[Data items]
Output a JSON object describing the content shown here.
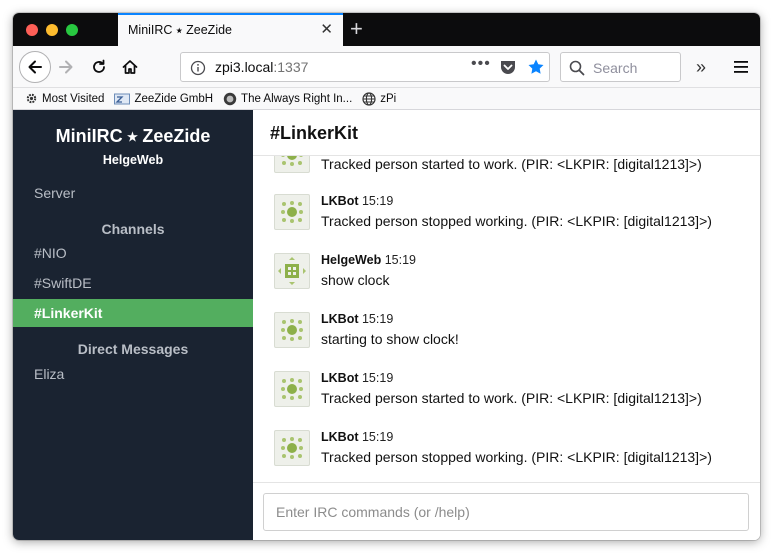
{
  "browser": {
    "tab_title": "MiniIRC ⭑ ZeeZide",
    "tab_close_glyph": "✕",
    "new_tab_glyph": "+",
    "url_host": "zpi3.local",
    "url_port": ":1337",
    "url_dots": "•••",
    "search_placeholder": "Search",
    "overflow_glyph": "»",
    "accent_color": "#0a84ff",
    "bookmarks": [
      {
        "label": "Most Visited",
        "icon": "gear-icon"
      },
      {
        "label": "ZeeZide GmbH",
        "icon": "zeezide-icon"
      },
      {
        "label": "The Always Right In...",
        "icon": "always-right-icon"
      },
      {
        "label": "zPi",
        "icon": "globe-icon"
      }
    ]
  },
  "sidebar": {
    "app_title": "MiniIRC ⭑ ZeeZide",
    "user": "HelgeWeb",
    "server_label": "Server",
    "channels_header": "Channels",
    "channels": [
      "#NIO",
      "#SwiftDE",
      "#LinkerKit"
    ],
    "active_channel": "#LinkerKit",
    "dm_header": "Direct Messages",
    "direct_messages": [
      "Eliza"
    ],
    "background_color": "#1a2331",
    "active_color": "#53ae5f"
  },
  "main": {
    "channel_title": "#LinkerKit",
    "messages": [
      {
        "nick": "",
        "time": "",
        "text": "Tracked person started to work. (PIR: <LKPIR: [digital1213]>)",
        "avatar": "lkbot-avatar"
      },
      {
        "nick": "LKBot",
        "time": "15:19",
        "text": "Tracked person stopped working. (PIR: <LKPIR: [digital1213]>)",
        "avatar": "lkbot-avatar"
      },
      {
        "nick": "HelgeWeb",
        "time": "15:19",
        "text": "show clock",
        "avatar": "helgeweb-avatar"
      },
      {
        "nick": "LKBot",
        "time": "15:19",
        "text": "starting to show clock!",
        "avatar": "lkbot-avatar"
      },
      {
        "nick": "LKBot",
        "time": "15:19",
        "text": "Tracked person started to work. (PIR: <LKPIR: [digital1213]>)",
        "avatar": "lkbot-avatar"
      },
      {
        "nick": "LKBot",
        "time": "15:19",
        "text": "Tracked person stopped working. (PIR: <LKPIR: [digital1213]>)",
        "avatar": "lkbot-avatar"
      }
    ],
    "input_placeholder": "Enter IRC commands (or /help)"
  }
}
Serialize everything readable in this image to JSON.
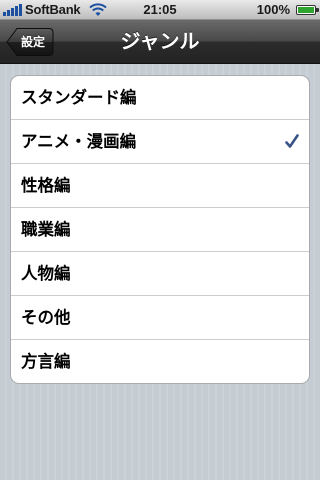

▶ _Set task_:
Restate the full listing verbatim and drop every picture.

▶ _Result for this task_:
Output a JSON object describing the content shown here.
{
  "browser": {
    "tab_title": "MiniIRC ⭑ ZeeZide",
    "tab_close_glyph": "✕",
    "new_tab_glyph": "+",
    "url_host": "zpi3.local",
    "url_port": ":1337",
    "url_dots": "•••",
    "search_placeholder": "Search",
    "overflow_glyph": "»",
    "accent_color": "#0a84ff",
    "bookmarks": [
      {
        "label": "Most Visited",
        "icon": "gear-icon"
      },
      {
        "label": "ZeeZide GmbH",
        "icon": "zeezide-icon"
      },
      {
        "label": "The Always Right In...",
        "icon": "always-right-icon"
      },
      {
        "label": "zPi",
        "icon": "globe-icon"
      }
    ]
  },
  "sidebar": {
    "app_title": "MiniIRC ⭑ ZeeZide",
    "user": "HelgeWeb",
    "server_label": "Server",
    "channels_header": "Channels",
    "channels": [
      "#NIO",
      "#SwiftDE",
      "#LinkerKit"
    ],
    "active_channel": "#LinkerKit",
    "dm_header": "Direct Messages",
    "direct_messages": [
      "Eliza"
    ],
    "background_color": "#1a2331",
    "active_color": "#53ae5f"
  },
  "main": {
    "channel_title": "#LinkerKit",
    "messages": [
      {
        "nick": "",
        "time": "",
        "text": "Tracked person started to work. (PIR: <LKPIR: [digital1213]>)",
        "avatar": "lkbot-avatar"
      },
      {
        "nick": "LKBot",
        "time": "15:19",
        "text": "Tracked person stopped working. (PIR: <LKPIR: [digital1213]>)",
        "avatar": "lkbot-avatar"
      },
      {
        "nick": "HelgeWeb",
        "time": "15:19",
        "text": "show clock",
        "avatar": "helgeweb-avatar"
      },
      {
        "nick": "LKBot",
        "time": "15:19",
        "text": "starting to show clock!",
        "avatar": "lkbot-avatar"
      },
      {
        "nick": "LKBot",
        "time": "15:19",
        "text": "Tracked person started to work. (PIR: <LKPIR: [digital1213]>)",
        "avatar": "lkbot-avatar"
      },
      {
        "nick": "LKBot",
        "time": "15:19",
        "text": "Tracked person stopped working. (PIR: <LKPIR: [digital1213]>)",
        "avatar": "lkbot-avatar"
      }
    ],
    "input_placeholder": "Enter IRC commands (or /help)"
  }
}
Serialize everything readable in this image to JSON.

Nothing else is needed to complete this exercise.